**Requirements**
From the entries below, gather every line containing the string "Route".

**Chart and figure data**
○ ○ ○ ○ ○ ○ ○

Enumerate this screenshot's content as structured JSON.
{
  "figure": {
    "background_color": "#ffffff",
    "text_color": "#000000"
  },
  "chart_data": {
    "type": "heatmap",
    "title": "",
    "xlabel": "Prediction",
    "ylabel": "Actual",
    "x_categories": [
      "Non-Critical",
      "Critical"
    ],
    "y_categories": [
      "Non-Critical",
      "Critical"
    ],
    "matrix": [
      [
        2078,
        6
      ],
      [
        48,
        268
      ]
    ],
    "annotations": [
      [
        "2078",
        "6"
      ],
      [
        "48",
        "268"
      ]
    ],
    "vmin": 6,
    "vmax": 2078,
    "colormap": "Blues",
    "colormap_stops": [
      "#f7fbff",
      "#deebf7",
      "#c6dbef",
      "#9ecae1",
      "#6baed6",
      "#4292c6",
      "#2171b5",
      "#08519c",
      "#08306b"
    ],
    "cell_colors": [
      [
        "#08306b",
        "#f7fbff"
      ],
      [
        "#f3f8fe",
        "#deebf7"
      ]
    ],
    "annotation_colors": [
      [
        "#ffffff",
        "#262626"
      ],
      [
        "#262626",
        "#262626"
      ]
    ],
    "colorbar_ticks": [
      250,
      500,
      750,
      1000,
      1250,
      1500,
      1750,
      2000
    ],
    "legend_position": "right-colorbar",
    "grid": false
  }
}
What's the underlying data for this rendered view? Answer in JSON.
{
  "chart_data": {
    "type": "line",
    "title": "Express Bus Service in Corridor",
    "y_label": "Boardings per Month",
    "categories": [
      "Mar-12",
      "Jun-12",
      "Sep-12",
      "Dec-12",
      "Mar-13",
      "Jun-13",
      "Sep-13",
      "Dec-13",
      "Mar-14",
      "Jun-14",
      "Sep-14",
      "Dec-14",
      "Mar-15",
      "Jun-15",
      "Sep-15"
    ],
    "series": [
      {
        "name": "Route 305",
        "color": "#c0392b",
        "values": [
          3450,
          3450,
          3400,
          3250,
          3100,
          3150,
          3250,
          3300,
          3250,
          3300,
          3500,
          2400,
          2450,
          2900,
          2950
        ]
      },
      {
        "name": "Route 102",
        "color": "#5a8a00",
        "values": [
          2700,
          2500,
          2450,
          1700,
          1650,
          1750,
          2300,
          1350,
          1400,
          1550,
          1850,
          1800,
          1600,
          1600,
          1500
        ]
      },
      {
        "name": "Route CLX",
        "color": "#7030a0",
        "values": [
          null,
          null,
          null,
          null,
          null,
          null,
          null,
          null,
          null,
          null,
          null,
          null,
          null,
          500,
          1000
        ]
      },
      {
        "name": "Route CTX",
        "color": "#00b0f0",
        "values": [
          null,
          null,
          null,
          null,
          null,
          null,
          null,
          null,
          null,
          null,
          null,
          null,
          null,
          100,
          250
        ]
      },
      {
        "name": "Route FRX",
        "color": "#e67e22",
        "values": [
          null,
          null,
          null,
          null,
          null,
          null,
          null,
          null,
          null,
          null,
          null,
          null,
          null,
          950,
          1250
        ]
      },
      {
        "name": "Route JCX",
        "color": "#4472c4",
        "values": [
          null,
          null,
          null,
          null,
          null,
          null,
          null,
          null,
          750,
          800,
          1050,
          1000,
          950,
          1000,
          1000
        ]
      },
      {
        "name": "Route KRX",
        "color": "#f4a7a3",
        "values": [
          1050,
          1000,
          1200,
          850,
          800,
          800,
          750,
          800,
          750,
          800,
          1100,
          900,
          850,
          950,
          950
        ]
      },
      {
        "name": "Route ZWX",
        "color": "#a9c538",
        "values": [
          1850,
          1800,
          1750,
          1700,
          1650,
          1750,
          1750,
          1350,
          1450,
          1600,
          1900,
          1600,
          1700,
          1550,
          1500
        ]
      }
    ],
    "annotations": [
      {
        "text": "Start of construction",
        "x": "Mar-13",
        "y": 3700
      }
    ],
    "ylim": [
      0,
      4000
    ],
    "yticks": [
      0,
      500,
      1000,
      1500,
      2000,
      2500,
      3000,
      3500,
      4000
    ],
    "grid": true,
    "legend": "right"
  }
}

○ ○ ○ ○ ○ ○ ○

**The solution**
        "name": "Route 305",
        "name": "Route 102",
        "name": "Route CLX",
        "name": "Route CTX",
        "name": "Route FRX",
        "name": "Route JCX",
        "name": "Route KRX",
        "name": "Route ZWX",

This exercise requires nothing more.